#### Work to complete
Render this sentence from the court opinion excerpt in Spanish: "The trial court, after appropriate findings of fact, entered judgment against Globe Indemnity decreeing that the policies extended coverage to the risk attendant to fire suppression costs incurred by the State."

#### Document excerpt
____
The trial court, after appropriate findings of fact, entered judgment against Globe Indemnity decreeing that the policies extended coverage to the risk attendant to fire suppression costs incurred by the State.
Globe Indemnity appeals on what is essentially a judgment roll appeal, no reporter's transcript being furnished. Portions of the policies in question were attached as exhibits to the complaint; the existence of the policies was denied by the State on information and belief but was admitted by the insureds. Inasmuch as the record before us, taken in its entirety, furnishes us with sufficient information to consider certain portions of the case on its merits, we shall do so.
The crucial language in each of the two policies, deleting immaterial matters, is set forth in the court's findings of fact as follows:
The comprehensive general liability insurance policy: "The company will pay on behalf of the insured all sums which the insured shall become legally obligated to pay as damages because of . . . bodily injury or . . . property damage to which this insurance applies, caused by an occurrence, . . ."
The comprehensive personal insurance policy: "The company will pay on behalf of the insured all sums which the insured shall become legally obligated to pay as damages because of bodily injury or property damage to which this insurance applies, caused by an occurrence, . . ."
____
#### Data provided
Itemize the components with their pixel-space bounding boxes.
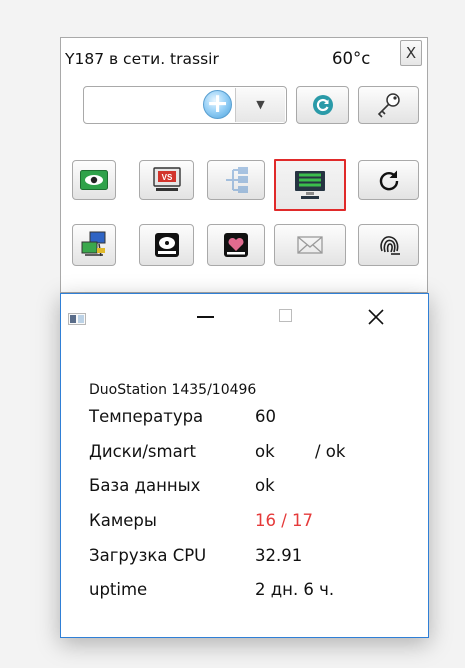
____
#### Result
El tribunal de primera instancia, tras las debidas determinaciones de hecho, dictó sentencia contra Globe Indemnity, disponiendo que las pólizas extendían la cobertura al riesgo inherente a los costos de extinción de incendios en que incurrió el Estado.